* BEGIN SOURCE MATERIAL *

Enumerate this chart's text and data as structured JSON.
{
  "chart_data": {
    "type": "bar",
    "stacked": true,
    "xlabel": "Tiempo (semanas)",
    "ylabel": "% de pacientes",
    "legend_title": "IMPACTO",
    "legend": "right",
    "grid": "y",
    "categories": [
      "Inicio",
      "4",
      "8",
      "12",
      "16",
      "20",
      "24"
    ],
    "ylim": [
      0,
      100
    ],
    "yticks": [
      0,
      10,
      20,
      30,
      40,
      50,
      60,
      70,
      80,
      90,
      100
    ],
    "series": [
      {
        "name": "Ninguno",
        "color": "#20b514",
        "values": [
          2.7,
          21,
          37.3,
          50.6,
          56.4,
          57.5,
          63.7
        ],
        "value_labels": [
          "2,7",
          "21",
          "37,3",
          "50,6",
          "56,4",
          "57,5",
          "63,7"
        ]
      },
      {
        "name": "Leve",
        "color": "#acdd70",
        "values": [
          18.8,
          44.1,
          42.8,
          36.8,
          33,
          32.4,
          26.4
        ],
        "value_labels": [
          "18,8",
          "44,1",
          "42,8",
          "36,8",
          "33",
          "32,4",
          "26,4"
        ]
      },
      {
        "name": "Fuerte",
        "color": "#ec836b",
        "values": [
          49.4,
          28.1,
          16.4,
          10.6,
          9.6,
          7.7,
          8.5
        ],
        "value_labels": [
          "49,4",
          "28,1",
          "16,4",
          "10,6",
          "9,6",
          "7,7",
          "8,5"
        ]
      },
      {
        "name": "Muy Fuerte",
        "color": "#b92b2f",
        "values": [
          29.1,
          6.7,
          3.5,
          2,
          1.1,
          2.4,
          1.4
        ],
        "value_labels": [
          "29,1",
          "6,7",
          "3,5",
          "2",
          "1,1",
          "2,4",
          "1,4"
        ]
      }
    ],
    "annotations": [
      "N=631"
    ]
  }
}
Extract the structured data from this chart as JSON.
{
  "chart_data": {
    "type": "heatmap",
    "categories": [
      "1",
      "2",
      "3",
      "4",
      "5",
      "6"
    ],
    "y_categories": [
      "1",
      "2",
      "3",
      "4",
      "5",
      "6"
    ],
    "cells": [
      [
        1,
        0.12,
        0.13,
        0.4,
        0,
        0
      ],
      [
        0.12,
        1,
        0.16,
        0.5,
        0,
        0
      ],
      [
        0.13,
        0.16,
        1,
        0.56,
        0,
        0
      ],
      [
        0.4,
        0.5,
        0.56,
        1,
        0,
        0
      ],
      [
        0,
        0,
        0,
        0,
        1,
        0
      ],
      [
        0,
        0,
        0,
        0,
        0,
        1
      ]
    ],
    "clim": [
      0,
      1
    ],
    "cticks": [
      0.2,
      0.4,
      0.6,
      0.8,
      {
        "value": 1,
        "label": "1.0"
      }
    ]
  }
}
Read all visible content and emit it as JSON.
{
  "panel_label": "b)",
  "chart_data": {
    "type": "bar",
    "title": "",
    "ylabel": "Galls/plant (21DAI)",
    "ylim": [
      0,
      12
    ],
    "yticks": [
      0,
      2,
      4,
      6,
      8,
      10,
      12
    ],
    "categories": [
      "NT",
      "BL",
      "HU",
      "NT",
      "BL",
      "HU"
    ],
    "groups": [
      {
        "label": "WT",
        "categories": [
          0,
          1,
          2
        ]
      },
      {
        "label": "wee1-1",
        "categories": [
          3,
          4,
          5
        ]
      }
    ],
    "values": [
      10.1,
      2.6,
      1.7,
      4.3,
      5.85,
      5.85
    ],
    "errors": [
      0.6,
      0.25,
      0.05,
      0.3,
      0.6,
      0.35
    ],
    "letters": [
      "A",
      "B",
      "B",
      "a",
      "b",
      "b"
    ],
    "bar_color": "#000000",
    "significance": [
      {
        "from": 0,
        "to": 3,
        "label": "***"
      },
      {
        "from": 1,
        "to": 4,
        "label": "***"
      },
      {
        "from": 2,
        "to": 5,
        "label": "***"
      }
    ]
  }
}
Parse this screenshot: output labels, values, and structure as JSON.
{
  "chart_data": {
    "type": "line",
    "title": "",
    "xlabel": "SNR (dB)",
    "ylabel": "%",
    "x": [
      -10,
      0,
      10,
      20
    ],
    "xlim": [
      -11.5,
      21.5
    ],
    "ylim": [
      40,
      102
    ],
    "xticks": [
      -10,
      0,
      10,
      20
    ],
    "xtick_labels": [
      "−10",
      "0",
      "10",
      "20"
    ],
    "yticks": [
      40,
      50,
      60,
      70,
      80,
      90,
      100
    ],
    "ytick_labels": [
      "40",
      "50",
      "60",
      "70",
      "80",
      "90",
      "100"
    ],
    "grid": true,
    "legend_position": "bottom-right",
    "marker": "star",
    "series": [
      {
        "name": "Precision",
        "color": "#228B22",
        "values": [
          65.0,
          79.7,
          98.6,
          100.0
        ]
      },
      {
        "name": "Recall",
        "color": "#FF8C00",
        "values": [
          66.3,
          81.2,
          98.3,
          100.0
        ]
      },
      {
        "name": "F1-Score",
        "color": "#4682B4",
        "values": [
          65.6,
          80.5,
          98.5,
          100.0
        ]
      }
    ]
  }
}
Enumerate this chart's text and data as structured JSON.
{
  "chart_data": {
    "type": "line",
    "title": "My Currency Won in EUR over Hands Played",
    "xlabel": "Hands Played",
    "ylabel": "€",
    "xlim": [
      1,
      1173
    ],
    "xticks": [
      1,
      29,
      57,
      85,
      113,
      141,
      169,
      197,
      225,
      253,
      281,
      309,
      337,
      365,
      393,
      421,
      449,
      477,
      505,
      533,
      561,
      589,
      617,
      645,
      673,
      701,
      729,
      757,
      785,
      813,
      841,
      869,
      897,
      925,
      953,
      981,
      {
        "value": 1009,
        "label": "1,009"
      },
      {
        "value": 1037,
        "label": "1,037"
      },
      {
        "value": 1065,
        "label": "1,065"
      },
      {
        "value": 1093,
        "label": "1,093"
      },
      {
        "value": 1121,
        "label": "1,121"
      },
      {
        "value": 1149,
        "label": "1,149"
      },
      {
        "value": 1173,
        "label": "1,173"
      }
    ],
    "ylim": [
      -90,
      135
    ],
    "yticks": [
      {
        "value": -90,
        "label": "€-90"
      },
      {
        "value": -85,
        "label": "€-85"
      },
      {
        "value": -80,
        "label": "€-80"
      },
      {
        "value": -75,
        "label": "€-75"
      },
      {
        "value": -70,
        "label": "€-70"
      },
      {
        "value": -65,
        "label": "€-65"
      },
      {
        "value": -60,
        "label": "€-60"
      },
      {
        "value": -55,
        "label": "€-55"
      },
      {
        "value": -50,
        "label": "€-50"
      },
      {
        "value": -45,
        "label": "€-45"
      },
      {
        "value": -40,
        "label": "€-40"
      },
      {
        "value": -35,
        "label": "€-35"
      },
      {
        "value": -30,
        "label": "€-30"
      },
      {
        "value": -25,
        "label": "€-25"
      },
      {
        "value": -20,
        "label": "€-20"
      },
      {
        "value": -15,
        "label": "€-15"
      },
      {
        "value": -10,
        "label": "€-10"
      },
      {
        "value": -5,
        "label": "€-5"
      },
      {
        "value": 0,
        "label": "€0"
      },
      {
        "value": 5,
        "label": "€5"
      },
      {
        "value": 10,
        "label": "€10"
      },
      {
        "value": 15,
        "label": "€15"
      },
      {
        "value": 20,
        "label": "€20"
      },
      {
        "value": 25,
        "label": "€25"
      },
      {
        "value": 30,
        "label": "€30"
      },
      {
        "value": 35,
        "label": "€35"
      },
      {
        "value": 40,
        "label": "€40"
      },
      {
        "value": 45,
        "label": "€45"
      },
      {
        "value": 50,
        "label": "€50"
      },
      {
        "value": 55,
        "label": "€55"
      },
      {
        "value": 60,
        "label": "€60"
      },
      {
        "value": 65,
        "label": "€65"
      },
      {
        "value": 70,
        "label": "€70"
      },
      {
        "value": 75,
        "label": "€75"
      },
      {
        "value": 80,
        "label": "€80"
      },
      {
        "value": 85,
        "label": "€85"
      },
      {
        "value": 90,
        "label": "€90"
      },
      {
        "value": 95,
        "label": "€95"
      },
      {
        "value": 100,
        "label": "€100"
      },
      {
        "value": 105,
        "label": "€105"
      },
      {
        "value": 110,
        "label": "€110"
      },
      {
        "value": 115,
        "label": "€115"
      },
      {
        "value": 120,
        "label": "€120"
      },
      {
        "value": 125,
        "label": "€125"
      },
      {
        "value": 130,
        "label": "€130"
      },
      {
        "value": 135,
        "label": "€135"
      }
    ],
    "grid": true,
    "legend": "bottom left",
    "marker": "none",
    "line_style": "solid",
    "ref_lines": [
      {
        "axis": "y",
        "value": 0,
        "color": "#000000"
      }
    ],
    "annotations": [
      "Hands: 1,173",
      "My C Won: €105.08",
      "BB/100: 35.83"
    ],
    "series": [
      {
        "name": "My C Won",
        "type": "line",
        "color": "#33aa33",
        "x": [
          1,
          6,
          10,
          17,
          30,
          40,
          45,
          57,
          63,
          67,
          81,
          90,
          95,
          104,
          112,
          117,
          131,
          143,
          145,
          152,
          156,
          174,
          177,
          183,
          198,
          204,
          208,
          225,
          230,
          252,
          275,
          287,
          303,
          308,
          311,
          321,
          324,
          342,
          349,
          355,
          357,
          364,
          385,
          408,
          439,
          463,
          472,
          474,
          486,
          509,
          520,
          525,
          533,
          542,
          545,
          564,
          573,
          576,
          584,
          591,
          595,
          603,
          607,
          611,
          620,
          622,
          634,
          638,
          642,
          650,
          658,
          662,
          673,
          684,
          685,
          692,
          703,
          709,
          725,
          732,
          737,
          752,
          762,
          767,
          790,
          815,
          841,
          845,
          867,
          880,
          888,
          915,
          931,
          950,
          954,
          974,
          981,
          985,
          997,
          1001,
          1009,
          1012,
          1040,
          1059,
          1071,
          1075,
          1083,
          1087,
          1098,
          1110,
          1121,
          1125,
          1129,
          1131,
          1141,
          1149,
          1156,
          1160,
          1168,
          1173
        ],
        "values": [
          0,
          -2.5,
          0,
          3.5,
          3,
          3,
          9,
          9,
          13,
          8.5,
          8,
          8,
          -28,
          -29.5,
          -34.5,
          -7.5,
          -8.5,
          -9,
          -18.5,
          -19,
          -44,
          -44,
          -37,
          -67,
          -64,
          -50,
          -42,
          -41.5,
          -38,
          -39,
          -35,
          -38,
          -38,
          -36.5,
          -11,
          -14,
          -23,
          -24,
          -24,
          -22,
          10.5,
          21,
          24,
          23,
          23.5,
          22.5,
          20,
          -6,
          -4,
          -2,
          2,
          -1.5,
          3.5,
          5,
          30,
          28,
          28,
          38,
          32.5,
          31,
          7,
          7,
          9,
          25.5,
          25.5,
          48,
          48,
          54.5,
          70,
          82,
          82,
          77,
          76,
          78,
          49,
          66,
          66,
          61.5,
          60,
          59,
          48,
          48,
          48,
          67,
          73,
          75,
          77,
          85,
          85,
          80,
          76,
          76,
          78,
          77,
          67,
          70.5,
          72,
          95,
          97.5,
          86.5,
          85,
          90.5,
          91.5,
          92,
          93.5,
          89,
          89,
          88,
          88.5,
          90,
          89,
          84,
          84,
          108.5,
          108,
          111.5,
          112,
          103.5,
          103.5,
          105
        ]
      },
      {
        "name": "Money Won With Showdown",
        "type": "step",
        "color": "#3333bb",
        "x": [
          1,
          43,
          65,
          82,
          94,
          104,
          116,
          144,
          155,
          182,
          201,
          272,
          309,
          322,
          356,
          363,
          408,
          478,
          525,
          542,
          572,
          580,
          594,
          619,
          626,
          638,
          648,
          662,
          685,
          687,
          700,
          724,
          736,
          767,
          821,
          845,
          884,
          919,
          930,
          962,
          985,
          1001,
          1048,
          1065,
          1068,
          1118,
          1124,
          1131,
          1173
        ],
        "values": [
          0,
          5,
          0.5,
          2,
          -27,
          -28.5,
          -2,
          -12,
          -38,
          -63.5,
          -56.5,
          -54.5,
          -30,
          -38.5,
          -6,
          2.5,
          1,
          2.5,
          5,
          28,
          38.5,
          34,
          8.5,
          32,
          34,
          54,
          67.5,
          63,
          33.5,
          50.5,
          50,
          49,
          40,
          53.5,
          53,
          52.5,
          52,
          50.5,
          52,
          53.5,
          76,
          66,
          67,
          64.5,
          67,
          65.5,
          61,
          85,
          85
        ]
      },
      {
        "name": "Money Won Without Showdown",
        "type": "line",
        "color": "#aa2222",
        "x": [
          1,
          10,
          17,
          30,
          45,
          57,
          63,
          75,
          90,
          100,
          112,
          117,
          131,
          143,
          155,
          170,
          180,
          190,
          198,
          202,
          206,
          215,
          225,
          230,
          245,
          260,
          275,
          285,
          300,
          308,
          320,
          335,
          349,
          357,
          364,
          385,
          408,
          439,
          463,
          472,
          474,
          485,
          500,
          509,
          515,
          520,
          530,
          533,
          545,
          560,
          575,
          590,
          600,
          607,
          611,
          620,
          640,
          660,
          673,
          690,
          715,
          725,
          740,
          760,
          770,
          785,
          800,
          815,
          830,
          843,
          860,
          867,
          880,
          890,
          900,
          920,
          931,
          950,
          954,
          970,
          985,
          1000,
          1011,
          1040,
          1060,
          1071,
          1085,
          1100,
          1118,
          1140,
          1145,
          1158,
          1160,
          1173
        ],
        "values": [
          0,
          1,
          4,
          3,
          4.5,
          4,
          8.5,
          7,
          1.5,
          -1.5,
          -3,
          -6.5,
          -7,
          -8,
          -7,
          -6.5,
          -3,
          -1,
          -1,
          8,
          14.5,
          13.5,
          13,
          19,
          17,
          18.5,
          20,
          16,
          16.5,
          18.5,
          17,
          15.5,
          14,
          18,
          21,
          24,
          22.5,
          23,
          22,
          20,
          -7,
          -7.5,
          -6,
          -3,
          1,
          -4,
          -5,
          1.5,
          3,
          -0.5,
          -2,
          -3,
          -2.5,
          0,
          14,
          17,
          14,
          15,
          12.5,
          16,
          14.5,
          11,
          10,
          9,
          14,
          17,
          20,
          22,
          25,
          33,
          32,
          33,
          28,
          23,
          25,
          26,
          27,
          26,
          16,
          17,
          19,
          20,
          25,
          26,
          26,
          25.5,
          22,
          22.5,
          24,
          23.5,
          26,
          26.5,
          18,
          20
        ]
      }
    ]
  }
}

* END SOURCE MATERIAL *

▶ DIRECTION
Collect each line above holding the string "bottom".

▶ TASK OUTPUT
    "legend_position": "bottom-right",
    "legend": "bottom left",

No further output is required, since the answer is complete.